*TASK PROMPT*: Show all lines of the listing that hold the word "nRANGES".

*GIVEN DATA*:
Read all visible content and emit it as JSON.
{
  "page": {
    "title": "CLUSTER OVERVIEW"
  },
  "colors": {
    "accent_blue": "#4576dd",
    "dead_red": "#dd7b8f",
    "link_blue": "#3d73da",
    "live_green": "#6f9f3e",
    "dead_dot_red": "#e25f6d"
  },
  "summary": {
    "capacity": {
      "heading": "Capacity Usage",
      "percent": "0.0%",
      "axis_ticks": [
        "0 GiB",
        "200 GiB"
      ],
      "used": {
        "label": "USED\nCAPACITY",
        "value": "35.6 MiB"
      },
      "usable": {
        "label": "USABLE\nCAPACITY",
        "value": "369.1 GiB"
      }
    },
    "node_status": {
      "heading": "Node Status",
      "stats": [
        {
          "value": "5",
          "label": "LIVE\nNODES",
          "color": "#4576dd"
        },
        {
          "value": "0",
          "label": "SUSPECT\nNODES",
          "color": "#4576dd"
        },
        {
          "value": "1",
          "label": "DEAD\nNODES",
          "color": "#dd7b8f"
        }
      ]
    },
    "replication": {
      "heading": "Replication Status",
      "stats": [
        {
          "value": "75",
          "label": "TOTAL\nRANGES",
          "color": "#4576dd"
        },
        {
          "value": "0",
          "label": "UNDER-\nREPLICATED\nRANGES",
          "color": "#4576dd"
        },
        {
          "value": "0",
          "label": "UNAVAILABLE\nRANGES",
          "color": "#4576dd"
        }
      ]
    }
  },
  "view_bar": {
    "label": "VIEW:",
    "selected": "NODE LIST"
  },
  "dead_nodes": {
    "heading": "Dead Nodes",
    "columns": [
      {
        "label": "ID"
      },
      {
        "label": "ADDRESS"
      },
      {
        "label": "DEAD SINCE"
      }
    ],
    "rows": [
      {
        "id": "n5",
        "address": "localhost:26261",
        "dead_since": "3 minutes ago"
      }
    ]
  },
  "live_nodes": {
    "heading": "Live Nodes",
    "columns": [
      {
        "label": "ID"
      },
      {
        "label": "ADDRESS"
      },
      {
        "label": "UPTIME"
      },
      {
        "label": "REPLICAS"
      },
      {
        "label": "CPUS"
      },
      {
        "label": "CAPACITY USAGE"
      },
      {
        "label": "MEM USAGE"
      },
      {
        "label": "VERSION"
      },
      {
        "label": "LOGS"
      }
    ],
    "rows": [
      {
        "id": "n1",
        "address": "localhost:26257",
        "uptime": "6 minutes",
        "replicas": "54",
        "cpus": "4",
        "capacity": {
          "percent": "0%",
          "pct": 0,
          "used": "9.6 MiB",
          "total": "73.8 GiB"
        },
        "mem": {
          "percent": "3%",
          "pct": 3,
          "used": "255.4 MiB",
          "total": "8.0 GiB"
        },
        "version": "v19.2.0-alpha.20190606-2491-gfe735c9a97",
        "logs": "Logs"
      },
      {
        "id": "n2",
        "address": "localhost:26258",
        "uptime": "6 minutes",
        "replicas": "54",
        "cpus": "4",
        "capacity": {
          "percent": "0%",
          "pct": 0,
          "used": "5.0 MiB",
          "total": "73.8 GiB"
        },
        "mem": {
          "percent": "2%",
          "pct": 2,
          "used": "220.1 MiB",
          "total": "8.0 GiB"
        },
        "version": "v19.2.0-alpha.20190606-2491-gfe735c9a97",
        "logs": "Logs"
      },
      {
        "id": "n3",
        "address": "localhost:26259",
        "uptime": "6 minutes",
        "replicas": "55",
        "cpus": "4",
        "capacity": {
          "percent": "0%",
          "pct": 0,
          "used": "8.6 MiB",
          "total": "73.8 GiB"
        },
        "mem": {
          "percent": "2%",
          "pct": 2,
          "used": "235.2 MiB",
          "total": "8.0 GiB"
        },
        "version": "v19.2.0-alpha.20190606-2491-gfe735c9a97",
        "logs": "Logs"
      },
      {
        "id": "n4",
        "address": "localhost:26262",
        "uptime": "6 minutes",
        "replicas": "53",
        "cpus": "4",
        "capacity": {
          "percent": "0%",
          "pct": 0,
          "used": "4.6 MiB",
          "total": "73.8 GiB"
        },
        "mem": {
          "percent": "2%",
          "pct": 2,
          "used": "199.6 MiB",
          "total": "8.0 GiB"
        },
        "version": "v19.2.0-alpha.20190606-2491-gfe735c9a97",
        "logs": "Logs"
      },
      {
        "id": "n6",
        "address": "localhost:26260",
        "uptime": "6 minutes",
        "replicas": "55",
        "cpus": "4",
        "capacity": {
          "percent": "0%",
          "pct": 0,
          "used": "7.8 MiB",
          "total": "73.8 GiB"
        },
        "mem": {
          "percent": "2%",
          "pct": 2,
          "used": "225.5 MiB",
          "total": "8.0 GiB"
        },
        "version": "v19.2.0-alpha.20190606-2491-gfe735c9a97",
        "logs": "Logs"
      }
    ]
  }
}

*EXPECTED OUTPUT*:
          "label": "TOTAL\nRANGES",
          "label": "UNDER-\nREPLICATED\nRANGES",
          "label": "UNAVAILABLE\nRANGES",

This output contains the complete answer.